Skip to main content

Package for working with GWAS summary statistics

Project description

Documentation Status Python 3.7 PyPI version License: MIT Build Status

Patch notes

28-07-2020 (v0.4.2)
  • Added an NotImplementedError when attempting to merge with low_memory and a method other than inner.
  • Added per_phenotype argument to .save() to save separate files for each phenotype in MergedSumStats objects.
  • Added phenotype argument to .save() to save file for a specific phenotype in MergedSumstats objects.

Previous

Older patchnodes can be found in PATCHNOTES.md

Description

A python package for working with GWAS summary statistics data in Python.
This package is designed to make it easy to read summary statistics, perform QC, merge summary statistics and perform meta-analysis.
Meta-analysis can be performed with .meta() with inverse-variance weighted or samplesize-weighted methods.
GWAMA as described in Baselmans, et al. (2019) can be performed using the .gwama() function in merged summary statistics.

## THE DATA:

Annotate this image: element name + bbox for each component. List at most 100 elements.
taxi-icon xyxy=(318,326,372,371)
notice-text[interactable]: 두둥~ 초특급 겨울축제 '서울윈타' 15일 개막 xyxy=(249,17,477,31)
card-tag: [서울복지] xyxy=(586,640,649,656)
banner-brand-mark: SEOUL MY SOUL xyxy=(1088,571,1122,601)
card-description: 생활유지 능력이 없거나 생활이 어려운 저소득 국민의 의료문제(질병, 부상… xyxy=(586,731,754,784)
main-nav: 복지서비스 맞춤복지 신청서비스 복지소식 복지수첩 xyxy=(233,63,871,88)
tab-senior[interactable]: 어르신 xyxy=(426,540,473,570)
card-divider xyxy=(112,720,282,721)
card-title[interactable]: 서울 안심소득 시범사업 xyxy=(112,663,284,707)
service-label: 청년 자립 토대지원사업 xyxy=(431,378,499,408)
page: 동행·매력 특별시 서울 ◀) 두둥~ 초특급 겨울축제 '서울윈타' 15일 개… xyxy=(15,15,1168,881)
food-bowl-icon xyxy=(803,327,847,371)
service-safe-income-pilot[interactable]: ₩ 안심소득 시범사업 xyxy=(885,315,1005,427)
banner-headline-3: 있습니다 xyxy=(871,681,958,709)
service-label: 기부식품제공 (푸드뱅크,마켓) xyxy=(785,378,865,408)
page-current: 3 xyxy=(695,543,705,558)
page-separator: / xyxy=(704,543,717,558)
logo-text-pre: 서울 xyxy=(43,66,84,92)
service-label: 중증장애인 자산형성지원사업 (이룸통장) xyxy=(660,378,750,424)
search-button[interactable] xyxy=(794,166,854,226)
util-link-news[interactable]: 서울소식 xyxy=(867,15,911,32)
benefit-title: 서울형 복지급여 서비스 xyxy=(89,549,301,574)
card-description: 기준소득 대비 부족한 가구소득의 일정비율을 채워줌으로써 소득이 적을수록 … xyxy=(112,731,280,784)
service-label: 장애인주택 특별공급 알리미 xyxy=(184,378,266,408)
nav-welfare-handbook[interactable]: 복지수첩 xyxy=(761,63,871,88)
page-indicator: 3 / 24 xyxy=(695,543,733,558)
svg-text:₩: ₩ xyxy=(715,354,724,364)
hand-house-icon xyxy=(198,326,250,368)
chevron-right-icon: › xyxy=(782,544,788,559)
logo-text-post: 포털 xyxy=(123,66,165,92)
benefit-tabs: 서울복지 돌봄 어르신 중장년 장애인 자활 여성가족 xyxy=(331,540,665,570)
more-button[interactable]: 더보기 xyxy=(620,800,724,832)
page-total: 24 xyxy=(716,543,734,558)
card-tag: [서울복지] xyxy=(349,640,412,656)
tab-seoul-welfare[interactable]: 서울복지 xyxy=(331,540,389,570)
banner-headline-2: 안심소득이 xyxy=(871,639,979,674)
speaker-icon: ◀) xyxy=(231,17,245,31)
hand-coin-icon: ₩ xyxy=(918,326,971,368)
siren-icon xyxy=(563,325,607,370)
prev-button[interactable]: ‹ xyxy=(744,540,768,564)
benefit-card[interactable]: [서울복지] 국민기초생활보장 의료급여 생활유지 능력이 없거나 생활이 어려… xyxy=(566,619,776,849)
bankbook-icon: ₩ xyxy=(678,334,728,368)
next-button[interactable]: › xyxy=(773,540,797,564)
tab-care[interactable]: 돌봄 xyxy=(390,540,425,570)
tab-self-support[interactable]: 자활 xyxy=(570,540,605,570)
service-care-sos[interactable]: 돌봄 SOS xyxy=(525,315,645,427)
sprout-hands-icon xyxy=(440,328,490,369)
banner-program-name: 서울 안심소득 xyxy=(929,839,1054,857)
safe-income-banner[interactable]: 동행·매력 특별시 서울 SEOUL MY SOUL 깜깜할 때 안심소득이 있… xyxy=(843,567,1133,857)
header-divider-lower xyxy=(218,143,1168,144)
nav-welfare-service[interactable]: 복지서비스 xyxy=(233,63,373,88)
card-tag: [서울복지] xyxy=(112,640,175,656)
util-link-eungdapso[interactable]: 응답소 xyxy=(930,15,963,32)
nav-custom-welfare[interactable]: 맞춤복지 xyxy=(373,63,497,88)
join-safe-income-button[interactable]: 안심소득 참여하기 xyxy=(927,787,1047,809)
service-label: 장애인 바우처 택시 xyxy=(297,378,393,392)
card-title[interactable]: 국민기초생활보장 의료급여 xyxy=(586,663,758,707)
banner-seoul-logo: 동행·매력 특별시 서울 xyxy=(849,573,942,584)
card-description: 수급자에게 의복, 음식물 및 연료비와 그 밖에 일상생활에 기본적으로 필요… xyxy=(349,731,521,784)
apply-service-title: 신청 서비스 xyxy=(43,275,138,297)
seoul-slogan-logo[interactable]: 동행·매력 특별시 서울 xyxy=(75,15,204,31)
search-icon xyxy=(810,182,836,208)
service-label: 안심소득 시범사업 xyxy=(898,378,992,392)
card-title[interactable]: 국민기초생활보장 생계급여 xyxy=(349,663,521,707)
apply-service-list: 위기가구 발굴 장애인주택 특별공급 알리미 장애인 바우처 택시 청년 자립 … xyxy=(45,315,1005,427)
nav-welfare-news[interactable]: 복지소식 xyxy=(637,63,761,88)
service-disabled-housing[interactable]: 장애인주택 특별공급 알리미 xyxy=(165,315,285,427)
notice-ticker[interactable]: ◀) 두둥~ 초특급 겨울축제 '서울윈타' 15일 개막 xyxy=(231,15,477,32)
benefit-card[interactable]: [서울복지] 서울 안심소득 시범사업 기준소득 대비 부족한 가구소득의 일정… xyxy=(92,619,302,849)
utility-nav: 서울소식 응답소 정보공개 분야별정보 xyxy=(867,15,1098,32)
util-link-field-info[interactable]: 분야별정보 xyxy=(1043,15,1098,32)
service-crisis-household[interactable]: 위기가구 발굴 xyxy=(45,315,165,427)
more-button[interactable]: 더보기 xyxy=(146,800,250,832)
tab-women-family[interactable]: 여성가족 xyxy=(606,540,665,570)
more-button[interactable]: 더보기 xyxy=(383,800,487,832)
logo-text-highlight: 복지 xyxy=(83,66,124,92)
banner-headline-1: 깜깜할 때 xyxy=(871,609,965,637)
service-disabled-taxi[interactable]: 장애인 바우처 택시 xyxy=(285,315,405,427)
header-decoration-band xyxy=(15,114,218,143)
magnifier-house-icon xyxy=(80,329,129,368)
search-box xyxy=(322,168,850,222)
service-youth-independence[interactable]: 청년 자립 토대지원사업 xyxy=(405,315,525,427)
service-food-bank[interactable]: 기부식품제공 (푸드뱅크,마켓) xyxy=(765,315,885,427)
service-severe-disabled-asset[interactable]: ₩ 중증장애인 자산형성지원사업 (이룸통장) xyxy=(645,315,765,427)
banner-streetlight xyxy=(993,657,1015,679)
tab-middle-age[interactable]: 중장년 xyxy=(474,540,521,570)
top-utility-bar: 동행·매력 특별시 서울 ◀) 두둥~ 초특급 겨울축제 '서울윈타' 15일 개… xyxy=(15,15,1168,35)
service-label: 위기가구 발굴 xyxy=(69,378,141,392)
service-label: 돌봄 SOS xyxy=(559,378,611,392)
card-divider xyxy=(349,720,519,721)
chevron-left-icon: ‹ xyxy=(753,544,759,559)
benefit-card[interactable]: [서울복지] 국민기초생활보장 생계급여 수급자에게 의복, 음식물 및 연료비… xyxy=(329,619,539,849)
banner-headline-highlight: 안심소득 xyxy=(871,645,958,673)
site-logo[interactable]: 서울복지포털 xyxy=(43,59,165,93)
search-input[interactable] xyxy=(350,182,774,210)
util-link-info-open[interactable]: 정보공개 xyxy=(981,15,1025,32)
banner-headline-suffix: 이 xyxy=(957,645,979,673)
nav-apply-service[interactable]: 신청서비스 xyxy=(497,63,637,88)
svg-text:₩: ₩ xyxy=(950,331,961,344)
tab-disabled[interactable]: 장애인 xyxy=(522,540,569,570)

## BRIEF 1:
Print the stretch of the package description from "A python package" through "or samplesize-weighted methods.".
## BRIEF 2:
Answer these questions from the package description:
(a) What version number goes with the patch notes dated 28-07-2020?
(b) Which two weighting methods can .meta() use for meta-analysis?
(c) In which file are the older patch notes found?
The records have no role in this work.

## YOUR RESPONSE 1:
A python package for working with GWAS summary statistics data in Python.
This package is designed to make it easy to read summary statistics, perform QC, merge summary statistics and perform meta-analysis.
Meta-analysis can be performed with .meta() with inverse-variance weighted or samplesize-weighted methods.

## YOUR RESPONSE 2:
(a) v0.4.2
(b) Inverse-variance weighted and samplesize-weighted
(c) PATCHNOTES.md